(Text block):
------------------------------------

To overcome the above issues with determining location information, ad-hoc networks are being developed which do not require either the use of satellites or a centralized computing facility for determining location information. Further details of such ad-hoc networks are described in U.S. Pat. No. 6,728,545 entitled “A System and Method for Computing the Location of a Mobile Terminal in a Wireless Communications Network”, the entire content of which is incorporated herein by reference.
Additionally, ad-hoc networks can be developed which utilize non-fixed, or movable infrastructure components which can provide a user with an absolute geographic location. Further details of networks using movable access points and repeaters for minimizing coverage and capacity constraints are described in U.S. patent application Ser. No. 09/929,030 entitled “Movable Access Points and Repeaters for Minimizing Coverage and Capacity Constraints in a Wireless Communications Network and a Method for Using the Same”, filed Aug. 15, 2001, the entire content being incorporated herein by reference.

------------------------------------

Items from a dataset:
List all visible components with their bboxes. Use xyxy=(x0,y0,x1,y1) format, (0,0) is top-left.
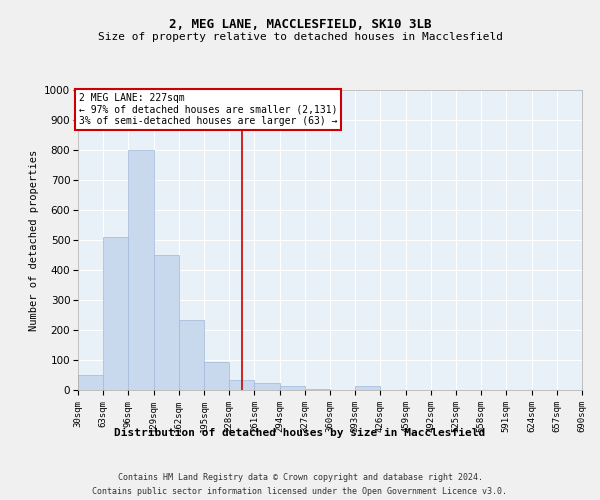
Bar xyxy=(78,375,103,390)
Text: 2, MEG LANE, MACCLESFIELD, SK10 3LB: 2, MEG LANE, MACCLESFIELD, SK10 3LB xyxy=(169,18,431,30)
Text: Distribution of detached houses by size in Macclesfield: Distribution of detached houses by size … xyxy=(115,428,485,438)
Text: Contains HM Land Registry data © Crown copyright and database right 2024.: Contains HM Land Registry data © Crown c… xyxy=(118,472,482,482)
Text: Size of property relative to detached houses in Macclesfield: Size of property relative to detached ho… xyxy=(97,32,503,42)
Y-axis label: Number of detached properties: Number of detached properties xyxy=(29,150,38,330)
Bar xyxy=(229,380,254,390)
Text: Contains public sector information licensed under the Open Government Licence v3: Contains public sector information licen… xyxy=(92,488,508,496)
Bar xyxy=(355,386,380,390)
Bar xyxy=(179,320,204,390)
Bar xyxy=(280,386,305,390)
Bar xyxy=(305,388,330,390)
Bar xyxy=(154,255,179,390)
Bar xyxy=(103,237,128,390)
Bar xyxy=(254,382,280,390)
Text: 2 MEG LANE: 227sqm
← 97% of detached houses are smaller (2,131)
3% of semi-detac: 2 MEG LANE: 227sqm ← 97% of detached hou… xyxy=(79,93,337,126)
Bar xyxy=(204,362,229,390)
Bar xyxy=(128,150,154,390)
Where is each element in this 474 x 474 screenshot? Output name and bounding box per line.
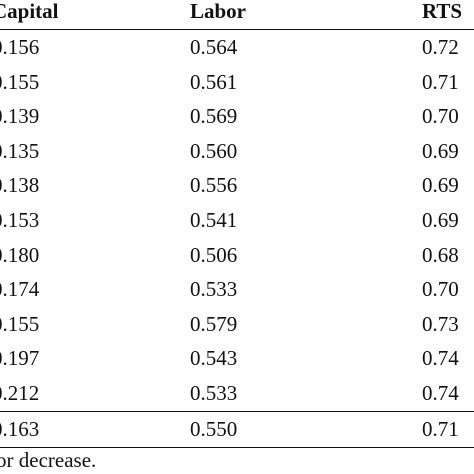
cell-rts: 0.71: [422, 69, 459, 94]
cell-labor: 0.579: [190, 311, 238, 336]
cell-capital: 0.212: [0, 380, 40, 405]
cell-capital: 0.155: [0, 69, 40, 94]
table-row: 0.155 0.579 0.73: [0, 307, 474, 342]
cell-labor: 0.561: [190, 69, 238, 94]
table-header-row: Capital Labor RTS: [0, 0, 474, 30]
total-capital: 0.163: [0, 410, 190, 448]
cell-rts: 0.69: [422, 173, 459, 198]
cell-labor: 0.533: [190, 277, 238, 302]
cell-capital: 0.135: [0, 138, 40, 163]
cell-rts: 0.70: [422, 104, 459, 129]
total-rts: 0.71: [422, 410, 474, 448]
table-row: 0.139 0.569 0.70: [0, 99, 474, 134]
cell-capital: 0.139: [0, 104, 40, 129]
cell-capital: 0.180: [0, 242, 40, 267]
table-total-row: 0.163 0.550 0.71: [0, 410, 474, 448]
cell-rts: 0.73: [422, 311, 459, 336]
cell-capital: 0.138: [0, 173, 40, 198]
cell-rts: 0.74: [422, 346, 459, 371]
total-labor: 0.550: [190, 410, 422, 448]
elasticity-table: Capital Labor RTS 0.156 0.564 0.72 0.155…: [0, 0, 474, 448]
cell-capital: 0.156: [0, 35, 40, 59]
table-row: 0.174 0.533 0.70: [0, 272, 474, 307]
cell-rts: 0.70: [422, 277, 459, 302]
cell-capital: 0.197: [0, 346, 40, 371]
cell-labor: 0.556: [190, 173, 238, 198]
table-row: 0.138 0.556 0.69: [0, 168, 474, 203]
table-row: 0.153 0.541 0.69: [0, 203, 474, 238]
cell-capital: 0.155: [0, 311, 40, 336]
cell-capital: 0.174: [0, 277, 40, 302]
cell-rts: 0.72: [422, 35, 459, 59]
cell-rts: 0.69: [422, 138, 459, 163]
header-labor: Labor: [190, 0, 422, 30]
cell-capital: 0.153: [0, 207, 40, 232]
cell-rts: 0.69: [422, 207, 459, 232]
table-row: 0.156 0.564 0.72: [0, 30, 474, 65]
table-row: 0.212 0.533 0.74: [0, 376, 474, 411]
table-row: 0.135 0.560 0.69: [0, 134, 474, 169]
cell-labor: 0.564: [190, 35, 238, 59]
cell-labor: 0.506: [190, 242, 238, 267]
table-footnote: or decrease.: [0, 448, 97, 472]
header-capital: Capital: [0, 0, 190, 30]
cell-labor: 0.533: [190, 380, 238, 405]
cell-labor: 0.560: [190, 138, 238, 163]
header-rts: RTS: [422, 0, 474, 30]
cell-rts: 0.74: [422, 380, 459, 405]
table-row: 0.197 0.543 0.74: [0, 341, 474, 376]
table-row: 0.155 0.561 0.71: [0, 65, 474, 100]
table-row: 0.180 0.506 0.68: [0, 238, 474, 273]
cell-labor: 0.543: [190, 346, 238, 371]
cell-labor: 0.569: [190, 104, 238, 129]
cell-rts: 0.68: [422, 242, 459, 267]
cell-labor: 0.541: [190, 207, 238, 232]
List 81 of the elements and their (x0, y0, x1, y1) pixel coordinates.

------------------------------------

(Problem set):
1 – In the passage on ad-hoc networks, on what date was U.S. patent application Ser. No. 09/929,030 filed?
2 – Reproduce the passage on ad-hoc networks word for word from "To overcome the" to "is incorporated herein by reference.".
3 – Proceed with the passage on ad-hoc networks, picking up after its final sentence.

(Results of the exercise):
1 – Aug. 15, 2001

2 –
To overcome the above issues with determining location information, ad-hoc networks are being developed which do not require either the use of satellites or a centralized computing facility for determining location information. Further details of such ad-hoc networks are described in U.S. Pat. No. 6,728,545 entitled “A System and Method for Computing the Location of a Mobile Terminal in a Wireless Communications Network”, the entire content of which is incorporated herein by reference.

3 –
As discussed above, in GPS and many other location systems, the actual terminal that receives or measures radio signals (TOF, TDOA or similar) computes location of the terminal by measuring time of flight or time difference of arrival signals or some other measurement. By having 4 measurements, x,y,z coordinates can be computed.
However, it can be desirable for a system to compute the locations of wireless terminals at a centralized location, such as at a centralized server.
The accompanying figures, where like reference numerals refer to identical or functionally similar elements throughout the separate views and which together with the detailed description below are incorporated in and form part of the specification, serve to further illustrate various embodiments and to explain various principles and advantages all in accordance with the present invention.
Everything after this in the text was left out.